-- begin MATERIAL SUPPLIED --

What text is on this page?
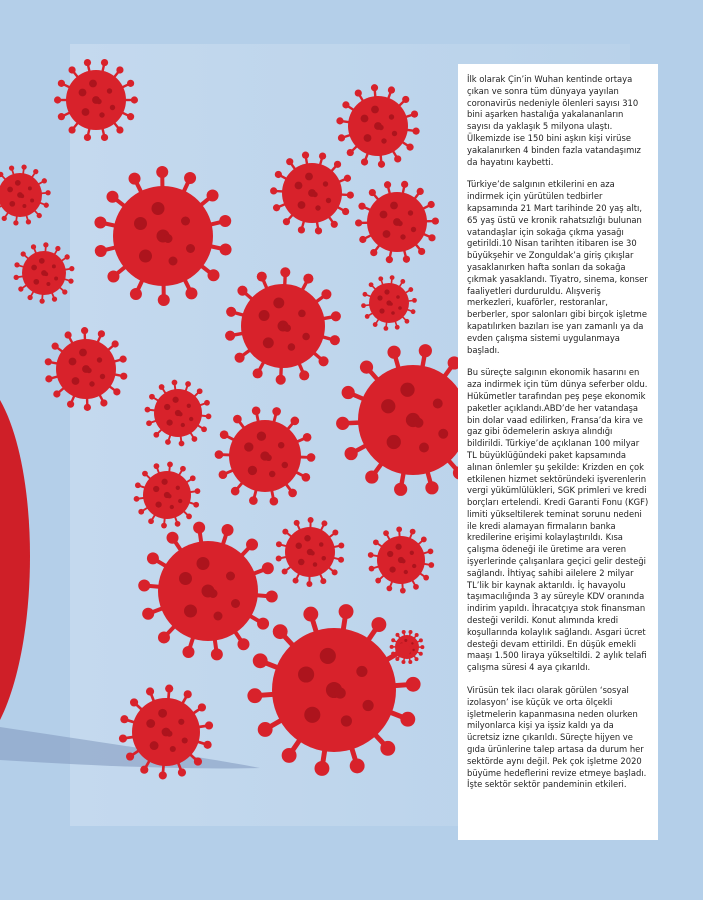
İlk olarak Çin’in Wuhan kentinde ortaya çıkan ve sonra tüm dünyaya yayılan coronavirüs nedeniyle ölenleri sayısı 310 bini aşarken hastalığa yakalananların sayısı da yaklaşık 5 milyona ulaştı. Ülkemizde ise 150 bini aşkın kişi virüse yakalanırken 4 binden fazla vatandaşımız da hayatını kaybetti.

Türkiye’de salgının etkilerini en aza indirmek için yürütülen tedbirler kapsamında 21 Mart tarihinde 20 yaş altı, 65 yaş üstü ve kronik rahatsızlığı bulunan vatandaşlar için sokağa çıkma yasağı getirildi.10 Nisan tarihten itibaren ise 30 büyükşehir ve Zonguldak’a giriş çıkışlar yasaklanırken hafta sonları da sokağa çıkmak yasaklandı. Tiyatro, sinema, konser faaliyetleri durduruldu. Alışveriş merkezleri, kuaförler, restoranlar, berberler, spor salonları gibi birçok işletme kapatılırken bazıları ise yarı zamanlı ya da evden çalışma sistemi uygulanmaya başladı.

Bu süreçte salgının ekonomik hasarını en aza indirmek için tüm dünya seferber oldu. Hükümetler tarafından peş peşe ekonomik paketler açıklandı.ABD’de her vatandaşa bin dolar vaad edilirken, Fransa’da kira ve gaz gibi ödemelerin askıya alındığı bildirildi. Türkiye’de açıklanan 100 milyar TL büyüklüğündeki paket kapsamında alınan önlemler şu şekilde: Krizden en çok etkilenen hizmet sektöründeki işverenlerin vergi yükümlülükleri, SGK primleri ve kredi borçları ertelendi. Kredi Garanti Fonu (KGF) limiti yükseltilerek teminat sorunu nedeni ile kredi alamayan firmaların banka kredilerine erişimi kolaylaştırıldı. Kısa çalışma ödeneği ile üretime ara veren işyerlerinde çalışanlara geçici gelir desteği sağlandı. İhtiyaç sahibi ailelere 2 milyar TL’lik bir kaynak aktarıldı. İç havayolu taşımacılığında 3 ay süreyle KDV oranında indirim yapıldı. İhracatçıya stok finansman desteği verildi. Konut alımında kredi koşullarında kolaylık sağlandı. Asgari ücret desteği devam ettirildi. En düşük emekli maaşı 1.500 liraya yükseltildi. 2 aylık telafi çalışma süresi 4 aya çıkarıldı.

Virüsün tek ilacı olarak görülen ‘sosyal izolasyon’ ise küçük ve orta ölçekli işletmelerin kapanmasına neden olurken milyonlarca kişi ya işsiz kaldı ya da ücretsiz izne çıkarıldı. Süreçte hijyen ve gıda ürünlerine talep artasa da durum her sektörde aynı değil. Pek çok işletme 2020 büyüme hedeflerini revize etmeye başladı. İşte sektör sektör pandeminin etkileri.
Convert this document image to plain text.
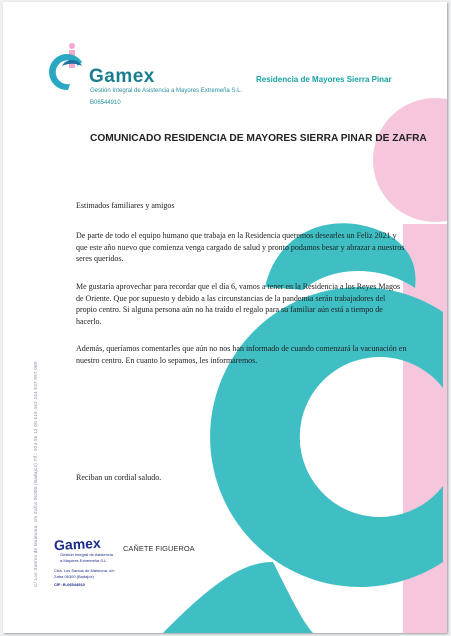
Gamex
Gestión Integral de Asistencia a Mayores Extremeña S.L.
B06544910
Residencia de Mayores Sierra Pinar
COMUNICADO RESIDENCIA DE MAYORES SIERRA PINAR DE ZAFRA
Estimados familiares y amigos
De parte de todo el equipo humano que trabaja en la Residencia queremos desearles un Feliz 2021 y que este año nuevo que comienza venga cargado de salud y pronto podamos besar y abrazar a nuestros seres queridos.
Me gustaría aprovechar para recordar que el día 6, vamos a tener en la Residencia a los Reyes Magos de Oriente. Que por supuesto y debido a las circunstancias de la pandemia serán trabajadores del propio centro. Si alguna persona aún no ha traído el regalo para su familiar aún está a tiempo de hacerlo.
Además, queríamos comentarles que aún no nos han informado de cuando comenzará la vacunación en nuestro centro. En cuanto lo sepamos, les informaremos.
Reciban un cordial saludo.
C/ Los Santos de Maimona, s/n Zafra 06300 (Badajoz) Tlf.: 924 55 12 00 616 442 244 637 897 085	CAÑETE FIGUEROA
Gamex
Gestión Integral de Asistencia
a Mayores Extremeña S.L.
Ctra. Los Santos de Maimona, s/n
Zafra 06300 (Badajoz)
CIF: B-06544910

-- end MATERIAL SUPPLIED --
-- begin MATERIAL SUPPLIED --

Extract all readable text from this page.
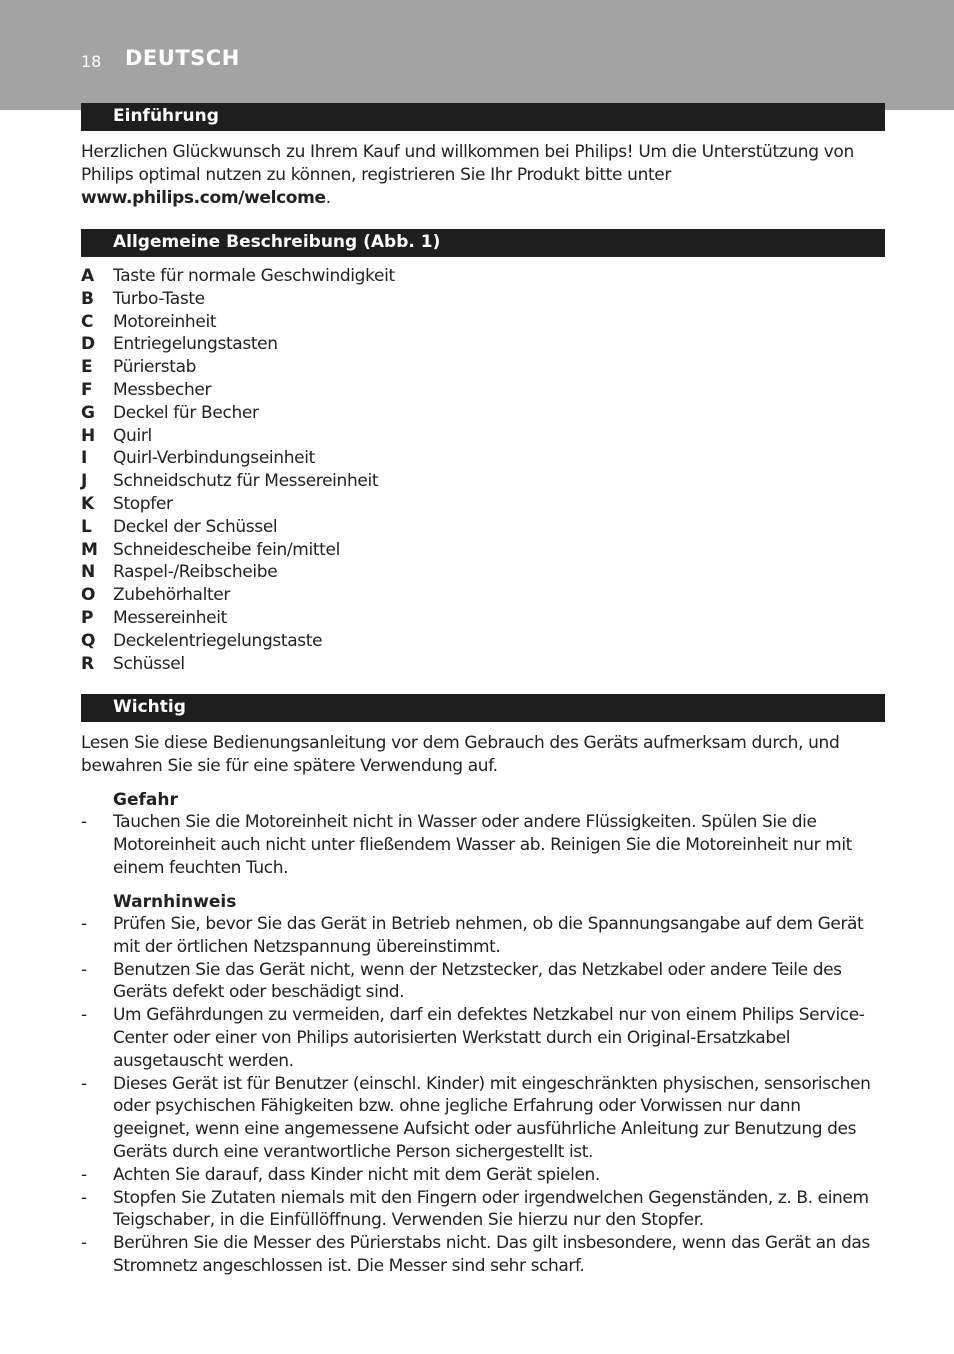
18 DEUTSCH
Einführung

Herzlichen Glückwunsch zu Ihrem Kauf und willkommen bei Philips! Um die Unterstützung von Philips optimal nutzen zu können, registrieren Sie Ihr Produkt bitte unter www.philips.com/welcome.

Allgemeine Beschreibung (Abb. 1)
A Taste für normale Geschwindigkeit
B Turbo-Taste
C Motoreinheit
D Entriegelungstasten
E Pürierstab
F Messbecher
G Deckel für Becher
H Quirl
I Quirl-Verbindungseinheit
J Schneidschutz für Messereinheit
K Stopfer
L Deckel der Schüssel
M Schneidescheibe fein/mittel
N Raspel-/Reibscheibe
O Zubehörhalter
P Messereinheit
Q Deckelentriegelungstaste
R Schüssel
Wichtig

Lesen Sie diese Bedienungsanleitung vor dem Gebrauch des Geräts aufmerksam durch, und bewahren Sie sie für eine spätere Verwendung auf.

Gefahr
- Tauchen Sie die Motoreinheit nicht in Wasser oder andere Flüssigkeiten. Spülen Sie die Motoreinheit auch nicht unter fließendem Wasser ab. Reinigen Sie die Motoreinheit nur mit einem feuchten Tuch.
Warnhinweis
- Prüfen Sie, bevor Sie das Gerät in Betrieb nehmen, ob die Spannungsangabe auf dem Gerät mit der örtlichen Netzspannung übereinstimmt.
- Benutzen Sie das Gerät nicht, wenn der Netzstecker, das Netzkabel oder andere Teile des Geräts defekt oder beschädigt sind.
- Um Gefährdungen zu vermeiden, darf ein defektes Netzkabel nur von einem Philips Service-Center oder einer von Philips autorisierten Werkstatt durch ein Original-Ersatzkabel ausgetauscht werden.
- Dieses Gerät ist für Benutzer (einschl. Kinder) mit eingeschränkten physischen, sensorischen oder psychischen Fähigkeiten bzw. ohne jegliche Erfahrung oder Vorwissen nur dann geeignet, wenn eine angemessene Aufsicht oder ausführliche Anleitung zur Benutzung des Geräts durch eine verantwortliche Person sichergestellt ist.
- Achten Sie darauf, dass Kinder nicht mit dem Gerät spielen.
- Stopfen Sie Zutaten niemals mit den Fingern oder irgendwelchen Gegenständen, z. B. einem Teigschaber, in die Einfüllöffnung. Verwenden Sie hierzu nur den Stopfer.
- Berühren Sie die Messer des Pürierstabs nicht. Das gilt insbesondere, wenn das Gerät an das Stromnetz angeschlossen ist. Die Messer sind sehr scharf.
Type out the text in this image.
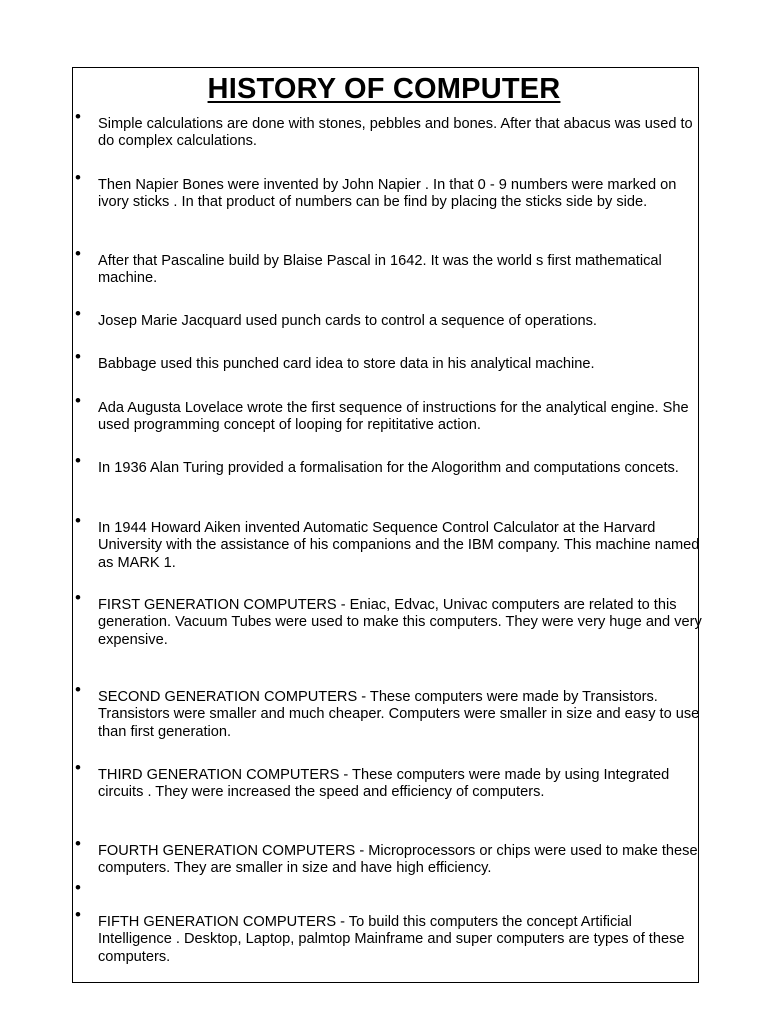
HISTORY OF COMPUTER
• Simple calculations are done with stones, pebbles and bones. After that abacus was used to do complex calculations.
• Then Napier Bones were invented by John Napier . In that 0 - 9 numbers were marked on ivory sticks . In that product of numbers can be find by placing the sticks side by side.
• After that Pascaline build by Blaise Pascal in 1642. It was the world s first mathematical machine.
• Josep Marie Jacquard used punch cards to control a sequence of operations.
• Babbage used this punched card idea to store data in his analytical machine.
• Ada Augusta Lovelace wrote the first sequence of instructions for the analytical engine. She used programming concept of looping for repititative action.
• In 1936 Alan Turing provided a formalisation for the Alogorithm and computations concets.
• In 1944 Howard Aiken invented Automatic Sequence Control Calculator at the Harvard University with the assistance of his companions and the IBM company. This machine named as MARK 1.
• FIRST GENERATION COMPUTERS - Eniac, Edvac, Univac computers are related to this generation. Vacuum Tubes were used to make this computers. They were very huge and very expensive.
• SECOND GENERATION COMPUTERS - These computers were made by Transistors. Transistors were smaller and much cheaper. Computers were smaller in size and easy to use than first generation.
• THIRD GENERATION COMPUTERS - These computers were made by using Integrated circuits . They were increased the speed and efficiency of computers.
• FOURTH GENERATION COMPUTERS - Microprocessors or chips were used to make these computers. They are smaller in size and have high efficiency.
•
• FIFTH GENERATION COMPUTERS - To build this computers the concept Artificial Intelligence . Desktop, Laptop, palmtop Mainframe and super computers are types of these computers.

-- end MATERIAL SUPPLIED --
-- begin MATERIAL SUPPLIED --

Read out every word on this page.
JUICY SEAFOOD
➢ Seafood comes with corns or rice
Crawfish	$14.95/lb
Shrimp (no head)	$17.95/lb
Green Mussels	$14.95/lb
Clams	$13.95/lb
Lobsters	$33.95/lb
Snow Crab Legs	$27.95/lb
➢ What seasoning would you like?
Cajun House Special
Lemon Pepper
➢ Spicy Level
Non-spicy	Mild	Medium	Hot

-- end MATERIAL SUPPLIED --

Show each line in the entries that holds the string "Messereinheit".

J Schneidschutz für Messereinheit
P Messereinheit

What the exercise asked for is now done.